Written task
Copy every line of the entries that includes the word "text".

Information shown
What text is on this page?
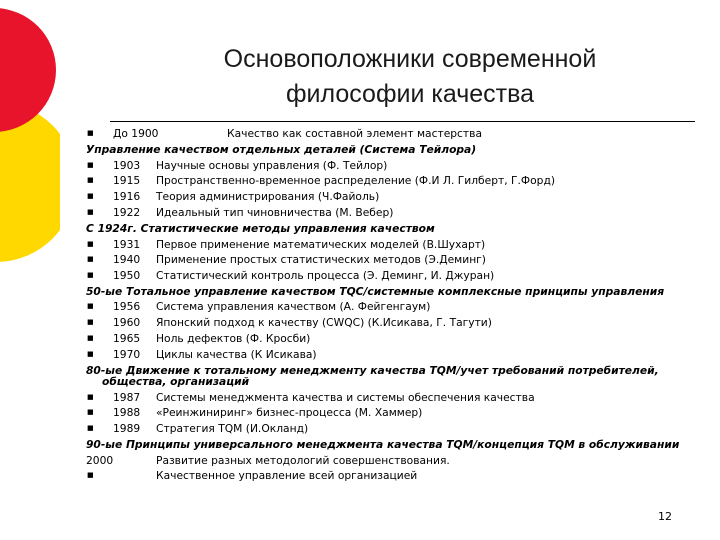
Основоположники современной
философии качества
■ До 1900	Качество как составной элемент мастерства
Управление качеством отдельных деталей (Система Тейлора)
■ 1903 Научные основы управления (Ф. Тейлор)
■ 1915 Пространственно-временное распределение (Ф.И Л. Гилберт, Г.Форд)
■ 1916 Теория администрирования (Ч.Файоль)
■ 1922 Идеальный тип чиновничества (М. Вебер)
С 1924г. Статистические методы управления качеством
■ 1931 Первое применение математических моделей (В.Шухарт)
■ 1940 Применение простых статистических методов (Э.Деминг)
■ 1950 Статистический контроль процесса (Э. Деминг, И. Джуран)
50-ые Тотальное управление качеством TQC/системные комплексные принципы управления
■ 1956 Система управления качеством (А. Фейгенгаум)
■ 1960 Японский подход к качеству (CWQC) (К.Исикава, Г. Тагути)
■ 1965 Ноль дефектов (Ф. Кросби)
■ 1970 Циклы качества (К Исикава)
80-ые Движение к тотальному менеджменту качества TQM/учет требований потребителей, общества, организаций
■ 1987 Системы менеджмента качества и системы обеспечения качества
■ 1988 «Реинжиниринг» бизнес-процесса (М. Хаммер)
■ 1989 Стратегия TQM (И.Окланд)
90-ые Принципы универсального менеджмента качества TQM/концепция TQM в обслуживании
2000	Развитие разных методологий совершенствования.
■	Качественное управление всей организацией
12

...

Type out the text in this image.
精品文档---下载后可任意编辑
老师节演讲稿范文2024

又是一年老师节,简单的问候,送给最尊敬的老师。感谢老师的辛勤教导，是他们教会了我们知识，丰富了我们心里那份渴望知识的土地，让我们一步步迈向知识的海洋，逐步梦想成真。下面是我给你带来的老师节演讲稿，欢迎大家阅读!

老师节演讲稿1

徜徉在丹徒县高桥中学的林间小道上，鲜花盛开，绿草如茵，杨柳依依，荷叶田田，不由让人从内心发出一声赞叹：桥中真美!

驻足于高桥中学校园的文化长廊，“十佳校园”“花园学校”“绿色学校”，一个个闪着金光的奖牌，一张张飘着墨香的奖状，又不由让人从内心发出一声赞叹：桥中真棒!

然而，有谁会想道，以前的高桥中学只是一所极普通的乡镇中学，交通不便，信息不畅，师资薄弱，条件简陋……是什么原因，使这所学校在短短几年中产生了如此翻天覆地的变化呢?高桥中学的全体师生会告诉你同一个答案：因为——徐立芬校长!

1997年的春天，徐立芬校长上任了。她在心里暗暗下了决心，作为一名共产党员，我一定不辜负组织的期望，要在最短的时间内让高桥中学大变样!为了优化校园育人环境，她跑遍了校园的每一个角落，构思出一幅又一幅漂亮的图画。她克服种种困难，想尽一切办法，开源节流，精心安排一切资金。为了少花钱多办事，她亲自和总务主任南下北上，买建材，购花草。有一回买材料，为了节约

Answer to the problem
What text is on this page?
Type out the text in this image.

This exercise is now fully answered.